╔══
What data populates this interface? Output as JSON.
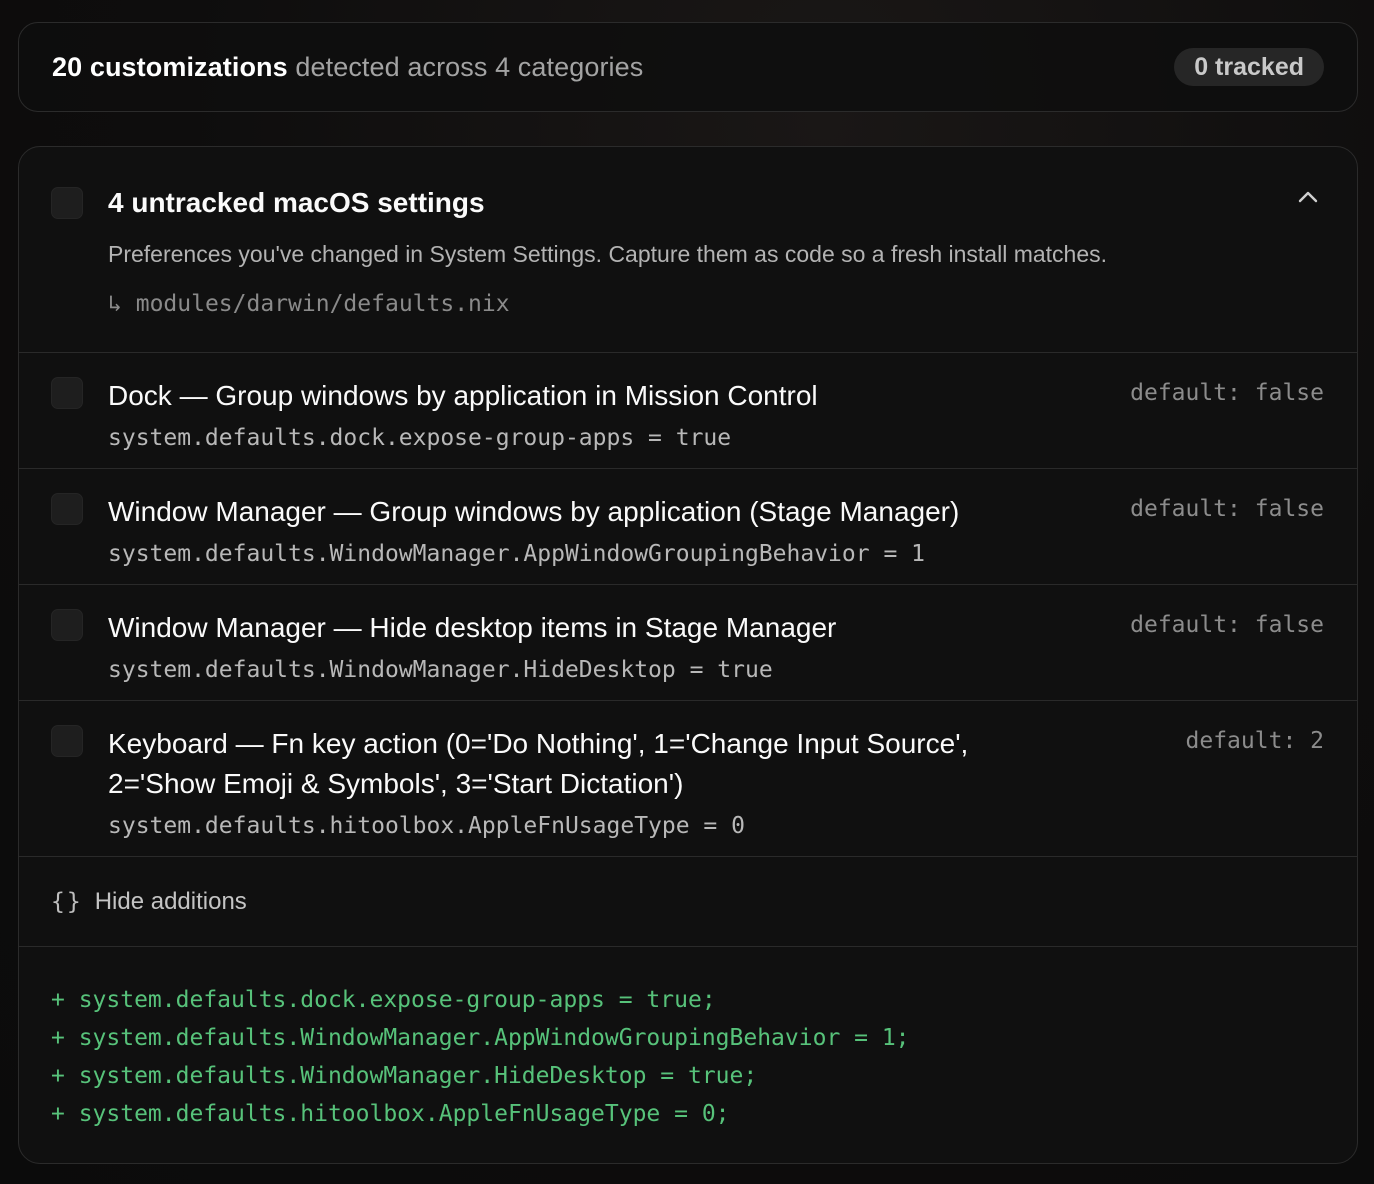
{
  "summary": {
    "count_text": "20 customizations",
    "rest_text": " detected across 4 categories",
    "tracked_badge": "0 tracked"
  },
  "group": {
    "title": "4 untracked macOS settings",
    "description": "Preferences you've changed in System Settings. Capture them as code so a fresh install matches.",
    "path_arrow": "↳",
    "path": "modules/darwin/defaults.nix"
  },
  "settings": [
    {
      "title": "Dock — Group windows by application in Mission Control",
      "key": "system.defaults.dock.expose-group-apps = true",
      "default": "default: false"
    },
    {
      "title": "Window Manager — Group windows by application (Stage Manager)",
      "key": "system.defaults.WindowManager.AppWindowGroupingBehavior = 1",
      "default": "default: false"
    },
    {
      "title": "Window Manager — Hide desktop items in Stage Manager",
      "key": "system.defaults.WindowManager.HideDesktop = true",
      "default": "default: false"
    },
    {
      "title_line1": "Keyboard — Fn key action (0='Do Nothing', 1='Change Input Source',",
      "title_line2": "2='Show Emoji & Symbols', 3='Start Dictation')",
      "key": "system.defaults.hitoolbox.AppleFnUsageType = 0",
      "default": "default: 2"
    }
  ],
  "additions": {
    "icon": "{}",
    "toggle_label": "Hide additions",
    "lines": [
      "+ system.defaults.dock.expose-group-apps = true;",
      "+ system.defaults.WindowManager.AppWindowGroupingBehavior = 1;",
      "+ system.defaults.WindowManager.HideDesktop = true;",
      "+ system.defaults.hitoolbox.AppleFnUsageType = 0;"
    ]
  },
  "colors": {
    "background": "#0e0d0d",
    "card": "#101010",
    "border": "#2b2b2b",
    "diff_green": "#57c27a",
    "badge_bg": "#262626"
  }
}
╚══
TASK STATEMENT>
Lines holding the word "true" in the entries above are the ones to pull out. Copy them all.

EXERCISE OUTPUT>
      "key": "system.defaults.dock.expose-group-apps = true",
      "key": "system.defaults.WindowManager.HideDesktop = true",
      "+ system.defaults.dock.expose-group-apps = true;",
      "+ system.defaults.WindowManager.HideDesktop = true;",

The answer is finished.